### What to work on
Pull out every line below holding the word "банкротстве".

__________

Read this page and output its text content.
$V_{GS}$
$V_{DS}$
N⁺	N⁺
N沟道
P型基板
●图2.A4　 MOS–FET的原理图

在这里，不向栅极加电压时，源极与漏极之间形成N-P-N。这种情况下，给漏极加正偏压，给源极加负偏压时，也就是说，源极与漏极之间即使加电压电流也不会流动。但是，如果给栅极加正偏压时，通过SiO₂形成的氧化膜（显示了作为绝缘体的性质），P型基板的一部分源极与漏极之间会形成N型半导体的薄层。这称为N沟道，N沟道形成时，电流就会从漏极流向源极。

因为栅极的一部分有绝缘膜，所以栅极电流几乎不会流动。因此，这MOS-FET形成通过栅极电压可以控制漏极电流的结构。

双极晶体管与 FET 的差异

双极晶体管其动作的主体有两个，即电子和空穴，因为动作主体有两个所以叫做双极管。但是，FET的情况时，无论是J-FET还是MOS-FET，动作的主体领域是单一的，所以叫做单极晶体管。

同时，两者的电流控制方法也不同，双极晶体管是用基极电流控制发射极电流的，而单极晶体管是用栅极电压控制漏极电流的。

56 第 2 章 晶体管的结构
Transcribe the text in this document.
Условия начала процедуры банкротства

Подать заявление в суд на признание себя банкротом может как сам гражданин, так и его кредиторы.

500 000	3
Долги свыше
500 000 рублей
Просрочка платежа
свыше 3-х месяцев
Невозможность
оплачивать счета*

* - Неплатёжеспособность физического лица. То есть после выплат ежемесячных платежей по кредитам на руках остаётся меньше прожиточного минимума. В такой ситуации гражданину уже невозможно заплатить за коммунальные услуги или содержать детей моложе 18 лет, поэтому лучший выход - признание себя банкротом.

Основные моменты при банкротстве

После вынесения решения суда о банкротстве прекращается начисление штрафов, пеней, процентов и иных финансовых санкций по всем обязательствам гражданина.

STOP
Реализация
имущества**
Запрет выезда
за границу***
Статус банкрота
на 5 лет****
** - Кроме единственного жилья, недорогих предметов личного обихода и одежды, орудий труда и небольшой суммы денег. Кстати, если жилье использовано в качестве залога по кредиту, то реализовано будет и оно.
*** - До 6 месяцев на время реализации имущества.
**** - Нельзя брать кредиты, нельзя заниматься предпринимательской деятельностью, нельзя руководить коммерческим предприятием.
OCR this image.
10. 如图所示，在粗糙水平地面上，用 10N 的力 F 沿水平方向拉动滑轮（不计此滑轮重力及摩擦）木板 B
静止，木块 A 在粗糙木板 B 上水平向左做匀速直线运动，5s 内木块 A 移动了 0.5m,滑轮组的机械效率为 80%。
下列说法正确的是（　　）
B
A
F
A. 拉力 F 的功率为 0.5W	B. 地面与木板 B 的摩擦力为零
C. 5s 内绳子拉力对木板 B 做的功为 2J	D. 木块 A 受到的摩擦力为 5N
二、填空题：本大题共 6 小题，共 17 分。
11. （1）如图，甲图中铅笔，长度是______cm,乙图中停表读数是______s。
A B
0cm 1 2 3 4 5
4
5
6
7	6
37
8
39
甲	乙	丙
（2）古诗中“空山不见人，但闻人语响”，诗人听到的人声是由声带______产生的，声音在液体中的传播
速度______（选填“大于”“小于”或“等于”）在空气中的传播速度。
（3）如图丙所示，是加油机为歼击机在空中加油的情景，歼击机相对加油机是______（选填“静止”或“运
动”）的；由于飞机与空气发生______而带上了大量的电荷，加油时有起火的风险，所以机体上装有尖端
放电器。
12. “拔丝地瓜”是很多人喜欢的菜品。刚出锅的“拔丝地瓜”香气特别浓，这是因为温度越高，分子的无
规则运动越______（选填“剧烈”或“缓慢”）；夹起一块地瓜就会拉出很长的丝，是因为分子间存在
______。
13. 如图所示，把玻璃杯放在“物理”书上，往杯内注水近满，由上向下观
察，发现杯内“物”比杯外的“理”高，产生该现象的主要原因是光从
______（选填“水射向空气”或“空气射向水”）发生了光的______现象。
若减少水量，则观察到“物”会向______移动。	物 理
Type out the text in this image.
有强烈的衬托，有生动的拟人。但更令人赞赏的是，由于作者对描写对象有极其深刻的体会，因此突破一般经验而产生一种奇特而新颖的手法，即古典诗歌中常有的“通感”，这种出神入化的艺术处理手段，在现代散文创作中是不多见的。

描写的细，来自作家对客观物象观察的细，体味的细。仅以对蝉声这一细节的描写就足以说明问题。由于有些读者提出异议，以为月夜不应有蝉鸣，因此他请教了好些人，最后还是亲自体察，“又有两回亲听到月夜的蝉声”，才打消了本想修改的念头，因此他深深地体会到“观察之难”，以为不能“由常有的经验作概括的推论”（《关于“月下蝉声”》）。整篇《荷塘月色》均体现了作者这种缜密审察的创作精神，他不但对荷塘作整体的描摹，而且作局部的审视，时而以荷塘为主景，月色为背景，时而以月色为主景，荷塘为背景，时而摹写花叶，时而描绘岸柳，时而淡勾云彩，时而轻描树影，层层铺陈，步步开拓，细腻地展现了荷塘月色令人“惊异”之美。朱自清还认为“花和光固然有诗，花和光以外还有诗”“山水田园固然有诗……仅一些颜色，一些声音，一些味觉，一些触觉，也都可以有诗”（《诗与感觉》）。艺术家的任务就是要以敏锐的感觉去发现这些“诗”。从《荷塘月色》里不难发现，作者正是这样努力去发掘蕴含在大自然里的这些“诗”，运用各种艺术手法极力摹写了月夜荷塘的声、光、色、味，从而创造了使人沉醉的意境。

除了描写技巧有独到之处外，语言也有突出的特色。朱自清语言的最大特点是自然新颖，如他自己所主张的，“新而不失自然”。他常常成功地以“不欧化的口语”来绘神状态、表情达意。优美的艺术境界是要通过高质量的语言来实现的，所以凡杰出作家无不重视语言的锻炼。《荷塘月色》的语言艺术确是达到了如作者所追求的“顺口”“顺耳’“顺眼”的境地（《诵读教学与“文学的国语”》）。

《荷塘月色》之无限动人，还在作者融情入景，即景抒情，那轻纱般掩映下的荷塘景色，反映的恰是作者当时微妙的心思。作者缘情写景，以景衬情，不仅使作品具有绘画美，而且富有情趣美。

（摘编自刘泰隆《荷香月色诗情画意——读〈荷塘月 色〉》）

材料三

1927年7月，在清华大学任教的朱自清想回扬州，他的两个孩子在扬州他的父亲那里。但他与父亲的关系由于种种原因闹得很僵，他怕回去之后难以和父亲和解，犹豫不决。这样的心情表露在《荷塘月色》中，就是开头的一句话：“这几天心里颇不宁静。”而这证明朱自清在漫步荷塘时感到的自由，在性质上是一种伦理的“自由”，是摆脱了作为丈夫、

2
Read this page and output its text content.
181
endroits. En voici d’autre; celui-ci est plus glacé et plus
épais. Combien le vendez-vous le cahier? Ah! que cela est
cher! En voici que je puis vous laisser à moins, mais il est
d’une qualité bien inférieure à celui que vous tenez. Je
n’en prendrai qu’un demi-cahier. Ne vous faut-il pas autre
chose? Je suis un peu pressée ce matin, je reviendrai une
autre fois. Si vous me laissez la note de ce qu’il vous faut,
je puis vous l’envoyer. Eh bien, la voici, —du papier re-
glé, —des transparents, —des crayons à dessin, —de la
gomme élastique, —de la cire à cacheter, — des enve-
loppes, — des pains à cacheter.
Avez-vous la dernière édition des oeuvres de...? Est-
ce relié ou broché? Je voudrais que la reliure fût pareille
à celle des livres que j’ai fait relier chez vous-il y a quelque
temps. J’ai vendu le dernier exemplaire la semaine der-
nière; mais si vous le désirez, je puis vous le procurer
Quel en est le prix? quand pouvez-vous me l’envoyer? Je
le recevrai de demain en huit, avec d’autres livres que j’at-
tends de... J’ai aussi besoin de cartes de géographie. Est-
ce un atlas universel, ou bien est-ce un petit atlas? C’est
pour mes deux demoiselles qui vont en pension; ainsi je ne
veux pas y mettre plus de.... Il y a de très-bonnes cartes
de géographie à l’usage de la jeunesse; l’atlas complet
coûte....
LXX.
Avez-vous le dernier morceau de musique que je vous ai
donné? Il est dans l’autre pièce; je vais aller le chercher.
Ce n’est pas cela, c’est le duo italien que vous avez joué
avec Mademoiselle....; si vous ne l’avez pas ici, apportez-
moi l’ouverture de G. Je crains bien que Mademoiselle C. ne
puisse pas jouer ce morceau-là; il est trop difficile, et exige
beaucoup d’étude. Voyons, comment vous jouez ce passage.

__________

### Task answer
Основные моменты при банкротстве
После вынесения решения суда о банкротстве прекращается начисление штрафов, пеней, процентов и иных финансовых санкций по всем обязательствам гражданина.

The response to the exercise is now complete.